§ Extracted text
——————
James Meyer Sassoon, Baron Sassoon,  (born 11 September 1955) is a British businessman and politician. After a career in the financial sector he served in various roles in HM Treasury, the UK's finance ministry, from 2002 to 2008, at which point he began advising David Cameron on financial issues. From May 2010 to January 2013, Sassoon was the first Commercial Secretary to the Treasury and was appointed to the House of Lords as a Conservative. In January 2013, he became an executive director of Jardine Matheson Holdings and of Matheson & Co. He is also a director of Hongkong Land, Dairy Farm and Mandarin Oriental and chairman of the China-Britain Business Council.

In November 2017 he was mentioned in the Paradise Papers as one of the beneficiaries of a tax exempt Cayman Island trust fund worth $236 million in 2007 and defended it as being of non UK origin. Sassoon was president of the international Financial Action Task Force on Money Laundering 2007–2008.

Early life and education
Sassoon is a member of the Sassoon family, and was born in London, the son of Hugh Meyer Sassoon (first cousin of Siegfried Sassoon) and Marion (née Schiff); he is the great-great grandson of Sassoon David Sassoon.

He was educated at Sunningdale School, a junior boarding independent school in the village of Sunningdale in Berkshire, where he was a friend of David Profumo, the son of John Profumo. Thereafter he attended Eton College, a senior boarding school, also in Berkshire, followed by Christ Church at the University of Oxford, where he read Philosophy, Politics and Economics.
——————
§ Information provided
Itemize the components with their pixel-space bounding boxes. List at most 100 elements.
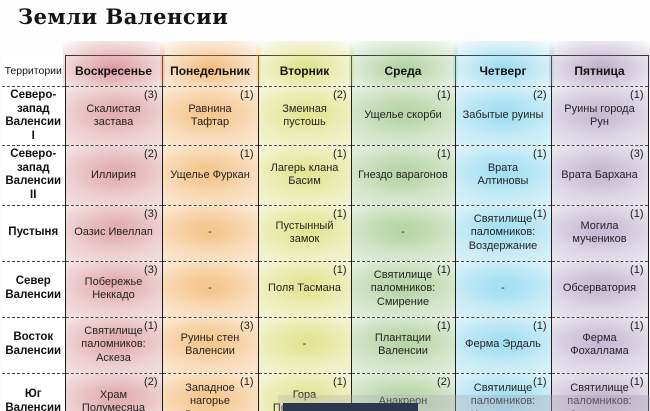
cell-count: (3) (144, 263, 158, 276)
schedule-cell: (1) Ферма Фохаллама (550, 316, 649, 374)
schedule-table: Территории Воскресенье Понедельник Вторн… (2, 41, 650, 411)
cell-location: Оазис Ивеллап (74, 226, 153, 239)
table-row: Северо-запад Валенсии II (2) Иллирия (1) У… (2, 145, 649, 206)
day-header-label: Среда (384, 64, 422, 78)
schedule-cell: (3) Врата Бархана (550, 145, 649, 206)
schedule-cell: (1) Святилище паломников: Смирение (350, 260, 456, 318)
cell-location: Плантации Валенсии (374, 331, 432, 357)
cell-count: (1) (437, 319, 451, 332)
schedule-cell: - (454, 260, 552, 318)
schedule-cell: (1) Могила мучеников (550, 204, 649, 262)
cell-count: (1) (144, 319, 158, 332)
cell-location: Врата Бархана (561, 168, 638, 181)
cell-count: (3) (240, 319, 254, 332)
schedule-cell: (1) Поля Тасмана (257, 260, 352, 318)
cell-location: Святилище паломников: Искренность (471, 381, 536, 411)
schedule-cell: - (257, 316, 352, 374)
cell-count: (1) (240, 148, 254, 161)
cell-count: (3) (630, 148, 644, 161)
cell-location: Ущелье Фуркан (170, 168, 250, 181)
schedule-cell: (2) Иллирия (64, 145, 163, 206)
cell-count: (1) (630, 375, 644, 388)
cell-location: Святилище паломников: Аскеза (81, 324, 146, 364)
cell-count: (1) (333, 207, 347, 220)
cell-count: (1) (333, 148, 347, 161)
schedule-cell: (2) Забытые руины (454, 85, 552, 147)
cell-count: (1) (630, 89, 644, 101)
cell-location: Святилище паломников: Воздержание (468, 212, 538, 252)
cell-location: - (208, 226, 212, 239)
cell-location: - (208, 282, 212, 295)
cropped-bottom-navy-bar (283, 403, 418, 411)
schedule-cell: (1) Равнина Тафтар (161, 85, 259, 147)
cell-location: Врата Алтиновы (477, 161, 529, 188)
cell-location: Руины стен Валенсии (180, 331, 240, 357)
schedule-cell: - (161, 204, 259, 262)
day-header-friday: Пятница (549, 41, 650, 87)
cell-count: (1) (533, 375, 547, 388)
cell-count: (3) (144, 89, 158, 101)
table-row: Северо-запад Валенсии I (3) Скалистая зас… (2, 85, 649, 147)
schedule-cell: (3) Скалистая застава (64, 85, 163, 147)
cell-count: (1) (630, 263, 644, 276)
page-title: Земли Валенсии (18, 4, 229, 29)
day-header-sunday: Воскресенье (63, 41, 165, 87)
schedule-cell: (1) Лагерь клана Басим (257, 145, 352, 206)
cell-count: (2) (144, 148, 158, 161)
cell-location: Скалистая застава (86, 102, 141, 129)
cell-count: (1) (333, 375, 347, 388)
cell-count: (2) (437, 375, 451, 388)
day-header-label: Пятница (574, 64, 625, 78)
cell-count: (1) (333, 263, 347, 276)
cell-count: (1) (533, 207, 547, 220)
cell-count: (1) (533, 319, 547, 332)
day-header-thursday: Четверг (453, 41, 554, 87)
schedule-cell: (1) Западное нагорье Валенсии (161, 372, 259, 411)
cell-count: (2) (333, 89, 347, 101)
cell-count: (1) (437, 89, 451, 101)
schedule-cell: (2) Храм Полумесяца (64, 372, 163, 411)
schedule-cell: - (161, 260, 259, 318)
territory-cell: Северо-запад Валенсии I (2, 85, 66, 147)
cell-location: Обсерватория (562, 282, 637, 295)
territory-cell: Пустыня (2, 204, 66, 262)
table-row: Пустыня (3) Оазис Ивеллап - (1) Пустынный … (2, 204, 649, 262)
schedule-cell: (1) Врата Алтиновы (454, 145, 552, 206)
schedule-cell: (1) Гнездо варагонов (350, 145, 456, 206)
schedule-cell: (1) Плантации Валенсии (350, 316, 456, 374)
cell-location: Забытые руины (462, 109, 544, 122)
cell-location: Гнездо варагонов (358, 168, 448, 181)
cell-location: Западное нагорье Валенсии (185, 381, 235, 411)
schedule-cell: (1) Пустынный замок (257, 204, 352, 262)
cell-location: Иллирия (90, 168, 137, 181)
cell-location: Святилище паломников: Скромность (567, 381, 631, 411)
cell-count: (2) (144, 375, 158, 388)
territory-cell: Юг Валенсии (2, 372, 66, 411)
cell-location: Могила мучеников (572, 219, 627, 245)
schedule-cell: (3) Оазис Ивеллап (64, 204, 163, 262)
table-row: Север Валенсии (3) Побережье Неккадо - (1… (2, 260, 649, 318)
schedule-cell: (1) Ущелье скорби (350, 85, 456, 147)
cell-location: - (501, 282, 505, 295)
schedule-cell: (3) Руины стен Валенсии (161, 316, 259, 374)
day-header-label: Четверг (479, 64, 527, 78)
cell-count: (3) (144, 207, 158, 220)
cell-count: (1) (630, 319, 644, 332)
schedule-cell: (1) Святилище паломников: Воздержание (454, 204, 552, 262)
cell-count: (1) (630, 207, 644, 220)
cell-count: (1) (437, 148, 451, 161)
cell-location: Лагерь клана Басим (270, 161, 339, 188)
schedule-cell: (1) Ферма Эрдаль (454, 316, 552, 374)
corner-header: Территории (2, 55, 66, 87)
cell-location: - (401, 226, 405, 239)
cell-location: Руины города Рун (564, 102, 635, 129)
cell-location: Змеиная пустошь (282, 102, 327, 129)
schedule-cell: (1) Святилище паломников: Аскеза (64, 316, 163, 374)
——————
§ Set of tasks
- A) Rewrite the stretch of the James Sassoon text from "In November 2017" through "Money Laundering 2007–2008.", putting "tax-free" in place of "tax exempt".
- B) In the records, take the stretch from the line containing "cell-count: (3) (144, 263, 158, 276)" through the line containing "cell-location: Оазис Ивеллап" and present it as a Markdown table with columns n (the row number) and Line, leaving out blank lines.

§ Outputs
- A)
In November 2017 he was mentioned in the Paradise Papers as one of the beneficiaries of a tax-free Cayman Island trust fund worth $236 million in 2007 and defended it as being of non UK origin. Sassoon was president of the international Financial Action Task Force on Money Laundering 2007–2008.

- B)
| n | Line |
|---|---|
| 1 | cell-count: (3) (144, 263, 158, 276) |
| 2 | schedule-cell: (1) Ферма Фохаллама (550, 316, 649, 374) |
| 3 | schedule-table: Территории Воскресенье Понедельник Вторн… (2, 41, 650, 411) |
| 4 | cell-location: Оазис Ивеллап (74, 226, 153, 239) |